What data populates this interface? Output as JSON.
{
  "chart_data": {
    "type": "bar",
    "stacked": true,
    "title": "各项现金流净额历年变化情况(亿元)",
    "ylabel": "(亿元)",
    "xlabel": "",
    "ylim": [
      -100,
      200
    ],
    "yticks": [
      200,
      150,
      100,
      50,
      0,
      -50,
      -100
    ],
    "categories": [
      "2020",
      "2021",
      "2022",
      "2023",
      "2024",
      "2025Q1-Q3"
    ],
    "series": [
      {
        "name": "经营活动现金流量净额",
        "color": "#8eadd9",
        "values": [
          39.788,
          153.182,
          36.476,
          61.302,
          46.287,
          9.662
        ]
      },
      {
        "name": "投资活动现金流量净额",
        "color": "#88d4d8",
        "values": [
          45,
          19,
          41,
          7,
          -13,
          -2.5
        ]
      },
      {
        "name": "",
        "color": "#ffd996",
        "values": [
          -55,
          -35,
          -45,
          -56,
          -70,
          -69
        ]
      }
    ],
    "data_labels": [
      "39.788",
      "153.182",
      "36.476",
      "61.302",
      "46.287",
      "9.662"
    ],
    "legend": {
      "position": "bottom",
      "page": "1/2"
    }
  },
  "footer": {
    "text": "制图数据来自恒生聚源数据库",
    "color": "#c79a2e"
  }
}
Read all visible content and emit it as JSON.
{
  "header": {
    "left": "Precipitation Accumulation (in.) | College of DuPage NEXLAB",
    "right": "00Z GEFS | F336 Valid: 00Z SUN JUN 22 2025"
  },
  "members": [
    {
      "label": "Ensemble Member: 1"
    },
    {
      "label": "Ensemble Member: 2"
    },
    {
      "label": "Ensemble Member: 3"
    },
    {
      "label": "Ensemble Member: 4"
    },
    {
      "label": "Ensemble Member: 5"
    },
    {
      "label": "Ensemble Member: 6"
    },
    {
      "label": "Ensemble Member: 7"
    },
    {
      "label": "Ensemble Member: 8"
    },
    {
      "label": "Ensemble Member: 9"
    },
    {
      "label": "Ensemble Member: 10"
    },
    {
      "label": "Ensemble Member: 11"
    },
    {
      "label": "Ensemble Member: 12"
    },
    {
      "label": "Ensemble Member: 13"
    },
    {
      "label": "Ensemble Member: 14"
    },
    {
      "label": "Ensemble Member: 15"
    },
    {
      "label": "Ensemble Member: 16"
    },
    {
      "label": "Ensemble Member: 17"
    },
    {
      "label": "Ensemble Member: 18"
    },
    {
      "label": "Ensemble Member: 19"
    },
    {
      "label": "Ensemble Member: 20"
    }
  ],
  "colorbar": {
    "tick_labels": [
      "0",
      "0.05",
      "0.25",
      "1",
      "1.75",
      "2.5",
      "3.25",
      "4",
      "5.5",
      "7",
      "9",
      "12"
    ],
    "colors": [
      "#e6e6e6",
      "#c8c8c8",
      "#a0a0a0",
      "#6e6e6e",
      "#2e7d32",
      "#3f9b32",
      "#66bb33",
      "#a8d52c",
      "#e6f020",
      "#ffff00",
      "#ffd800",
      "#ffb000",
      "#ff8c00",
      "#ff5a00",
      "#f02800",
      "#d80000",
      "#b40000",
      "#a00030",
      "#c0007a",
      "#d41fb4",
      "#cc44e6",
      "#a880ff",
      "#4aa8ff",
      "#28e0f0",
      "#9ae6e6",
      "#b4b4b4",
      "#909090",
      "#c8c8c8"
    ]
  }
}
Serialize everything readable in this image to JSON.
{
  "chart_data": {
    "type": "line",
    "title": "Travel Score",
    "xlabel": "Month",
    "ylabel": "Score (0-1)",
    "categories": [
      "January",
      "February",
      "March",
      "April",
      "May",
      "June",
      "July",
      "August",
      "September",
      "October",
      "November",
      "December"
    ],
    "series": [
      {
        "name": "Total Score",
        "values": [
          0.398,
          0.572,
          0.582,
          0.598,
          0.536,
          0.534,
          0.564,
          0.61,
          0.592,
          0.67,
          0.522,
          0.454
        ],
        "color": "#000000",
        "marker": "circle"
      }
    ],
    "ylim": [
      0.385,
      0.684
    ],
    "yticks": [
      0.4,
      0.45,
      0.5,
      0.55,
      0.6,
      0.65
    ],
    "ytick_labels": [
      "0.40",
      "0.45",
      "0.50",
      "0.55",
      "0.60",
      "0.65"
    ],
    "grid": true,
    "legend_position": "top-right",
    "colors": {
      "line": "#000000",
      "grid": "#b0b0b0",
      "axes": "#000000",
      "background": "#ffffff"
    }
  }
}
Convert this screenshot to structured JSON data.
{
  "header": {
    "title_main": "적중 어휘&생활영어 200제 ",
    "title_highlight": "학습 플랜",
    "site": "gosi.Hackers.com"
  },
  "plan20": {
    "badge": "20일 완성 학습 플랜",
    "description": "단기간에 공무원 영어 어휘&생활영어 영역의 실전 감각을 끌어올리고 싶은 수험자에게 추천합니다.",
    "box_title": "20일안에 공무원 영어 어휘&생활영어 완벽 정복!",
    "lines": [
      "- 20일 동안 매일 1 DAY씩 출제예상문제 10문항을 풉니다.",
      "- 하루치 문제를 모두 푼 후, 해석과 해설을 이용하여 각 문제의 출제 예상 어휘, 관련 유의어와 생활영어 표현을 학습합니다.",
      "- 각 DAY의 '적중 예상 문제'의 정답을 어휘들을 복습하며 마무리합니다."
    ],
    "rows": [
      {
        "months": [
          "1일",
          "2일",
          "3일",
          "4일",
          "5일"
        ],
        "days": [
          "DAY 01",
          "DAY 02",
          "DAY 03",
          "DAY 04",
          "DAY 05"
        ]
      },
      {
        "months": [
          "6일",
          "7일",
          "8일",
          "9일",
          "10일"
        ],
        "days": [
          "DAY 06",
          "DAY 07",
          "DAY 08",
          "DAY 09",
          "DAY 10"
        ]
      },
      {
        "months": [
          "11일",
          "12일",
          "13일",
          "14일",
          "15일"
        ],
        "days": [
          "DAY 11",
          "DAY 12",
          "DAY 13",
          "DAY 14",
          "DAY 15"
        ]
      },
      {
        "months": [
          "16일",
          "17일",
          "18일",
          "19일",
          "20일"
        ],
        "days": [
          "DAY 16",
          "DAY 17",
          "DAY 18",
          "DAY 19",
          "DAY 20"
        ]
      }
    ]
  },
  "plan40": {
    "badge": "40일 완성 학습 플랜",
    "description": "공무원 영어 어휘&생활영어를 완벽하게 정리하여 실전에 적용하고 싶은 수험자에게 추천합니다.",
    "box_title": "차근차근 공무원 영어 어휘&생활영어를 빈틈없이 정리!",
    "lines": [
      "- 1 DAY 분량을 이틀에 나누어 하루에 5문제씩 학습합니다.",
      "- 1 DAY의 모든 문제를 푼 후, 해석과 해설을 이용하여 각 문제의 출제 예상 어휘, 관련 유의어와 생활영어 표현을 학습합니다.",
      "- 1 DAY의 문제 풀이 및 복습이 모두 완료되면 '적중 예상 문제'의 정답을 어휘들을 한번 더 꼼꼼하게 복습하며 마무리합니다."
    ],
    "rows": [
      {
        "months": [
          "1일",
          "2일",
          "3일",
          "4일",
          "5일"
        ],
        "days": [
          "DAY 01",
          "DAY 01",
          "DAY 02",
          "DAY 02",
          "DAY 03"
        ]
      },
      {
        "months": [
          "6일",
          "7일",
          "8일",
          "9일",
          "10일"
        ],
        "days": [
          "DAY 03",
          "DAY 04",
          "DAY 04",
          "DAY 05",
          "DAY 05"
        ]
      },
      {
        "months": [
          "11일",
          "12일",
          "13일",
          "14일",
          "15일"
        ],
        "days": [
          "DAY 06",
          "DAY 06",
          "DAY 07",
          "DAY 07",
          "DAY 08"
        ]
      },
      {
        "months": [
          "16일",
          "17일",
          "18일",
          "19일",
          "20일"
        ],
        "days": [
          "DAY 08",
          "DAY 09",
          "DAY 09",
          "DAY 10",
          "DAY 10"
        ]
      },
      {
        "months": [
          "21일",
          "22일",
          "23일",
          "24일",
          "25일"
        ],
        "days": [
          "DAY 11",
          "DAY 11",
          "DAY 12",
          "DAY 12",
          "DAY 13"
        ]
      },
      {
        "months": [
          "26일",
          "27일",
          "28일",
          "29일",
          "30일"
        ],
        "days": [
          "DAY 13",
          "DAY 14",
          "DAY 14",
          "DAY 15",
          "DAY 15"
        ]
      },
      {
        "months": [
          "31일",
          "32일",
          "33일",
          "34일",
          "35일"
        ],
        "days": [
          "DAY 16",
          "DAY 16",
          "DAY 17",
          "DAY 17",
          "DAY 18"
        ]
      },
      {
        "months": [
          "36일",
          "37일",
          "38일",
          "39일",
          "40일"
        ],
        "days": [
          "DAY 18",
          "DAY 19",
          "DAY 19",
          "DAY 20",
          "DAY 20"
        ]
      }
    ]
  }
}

+--

THE EXERCISE
In the records above, find each line with the word "이용하여" and copy it.

REPLY TO THE TASK
      "- 하루치 문제를 모두 푼 후, 해석과 해설을 이용하여 각 문제의 출제 예상 어휘, 관련 유의어와 생활영어 표현을 학습합니다.",
      "- 1 DAY의 모든 문제를 푼 후, 해석과 해설을 이용하여 각 문제의 출제 예상 어휘, 관련 유의어와 생활영어 표현을 학습합니다.",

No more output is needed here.